───── Exercise passage
Analysis of p60v-src mutants carrying lesions involved in temperature sensitivity

Abstract

Analysis of the src genes of three temperature-sensitive (ts) mutants of Rous sarcoma virus (tsNY68, tsNY72-4, and PA104) showed that each has two C-terminal mutations in the kinase domain required for temperature sensitivity, as assayed by morphological alteration and anchorage-independent growth. In all three mutants, one of the mutations is a valine-to-methionine change at position 461. To assess the contribution of each mutation to the biochemical properties of the src protein, we analyzed the kinase activity and the interaction with cellular proteins p50 and p90 of recombinant src gene products in which only one mutation was combined with wild-type src sequences. Chimeric src protein containing only the Met-461 mutation was indistinguishable from the wild type by all criteria examined, while the effect of the second C-terminal mutation alone varied with the defectiveness of the parental ts mutant. The second mutation alone, while not sufficient to cause ts transformation, altered p60src complex formation with cellular proteins p50 and p90 and altered the in vitro thermolability of src kinase activity. The results indicate that these biochemical properties of p60src are more sensitive to mutation than others, such as in vivo kinase activity, which require more profound structural alterations.
──────────
───── Entries supplied
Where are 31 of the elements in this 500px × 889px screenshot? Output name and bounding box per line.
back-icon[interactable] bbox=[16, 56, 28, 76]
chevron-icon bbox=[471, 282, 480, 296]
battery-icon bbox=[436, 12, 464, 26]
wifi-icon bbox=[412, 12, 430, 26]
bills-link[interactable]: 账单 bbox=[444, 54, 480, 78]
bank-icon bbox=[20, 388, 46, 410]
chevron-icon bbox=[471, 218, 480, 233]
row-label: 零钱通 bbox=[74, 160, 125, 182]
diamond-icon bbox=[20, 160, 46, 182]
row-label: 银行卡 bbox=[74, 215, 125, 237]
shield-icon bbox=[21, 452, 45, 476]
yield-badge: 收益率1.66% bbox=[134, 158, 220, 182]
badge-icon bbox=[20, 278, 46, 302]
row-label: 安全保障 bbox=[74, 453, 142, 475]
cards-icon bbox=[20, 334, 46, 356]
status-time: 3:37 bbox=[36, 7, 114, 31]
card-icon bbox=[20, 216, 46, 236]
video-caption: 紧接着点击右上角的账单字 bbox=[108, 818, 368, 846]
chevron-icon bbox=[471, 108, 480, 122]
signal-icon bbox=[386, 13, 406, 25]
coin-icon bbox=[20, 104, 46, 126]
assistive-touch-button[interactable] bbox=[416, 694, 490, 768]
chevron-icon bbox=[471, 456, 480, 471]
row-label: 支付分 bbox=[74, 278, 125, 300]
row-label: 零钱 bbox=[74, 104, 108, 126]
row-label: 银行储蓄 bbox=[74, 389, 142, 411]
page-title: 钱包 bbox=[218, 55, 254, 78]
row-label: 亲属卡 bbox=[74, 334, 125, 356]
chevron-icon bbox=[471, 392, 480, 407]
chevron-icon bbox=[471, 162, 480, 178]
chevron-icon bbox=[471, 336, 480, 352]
──────────
Can you rewrite the paragraph of the p60v-src mutant abstract that begins "Analysis of the src genes" as a brief list, keeping its main facts? The data has no connection to the abstract on p60v-src mutants.

- Three temperature-sensitive Rous sarcoma virus mutants (tsNY68, tsNY72-4 and PA104) each carry two C-terminal mutations in the src kinase domain. Both mutations are required for temperature sensitivity, as assayed by morphological alteration and anchorage-independent growth.
- In all three mutants, one mutation is a valine-to-methionine change at position 461.
- Each mutation was tested alone in recombinant src combined with wild-type sequences. The tests measured kinase activity and interaction with cellular proteins p50 and p90.
- The Met-461 mutation alone was indistinguishable from wild type by every criterion examined.
- The effect of the second mutation alone varied with how defective the parental ts mutant was.
- The second mutation alone did not cause ts transformation. It did alter p60src complex formation with p50 and p90, and it altered the in vitro thermolability of src kinase activity.
- These properties are more sensitive to mutation than others, such as in vivo kinase activity, which require more profound structural alterations.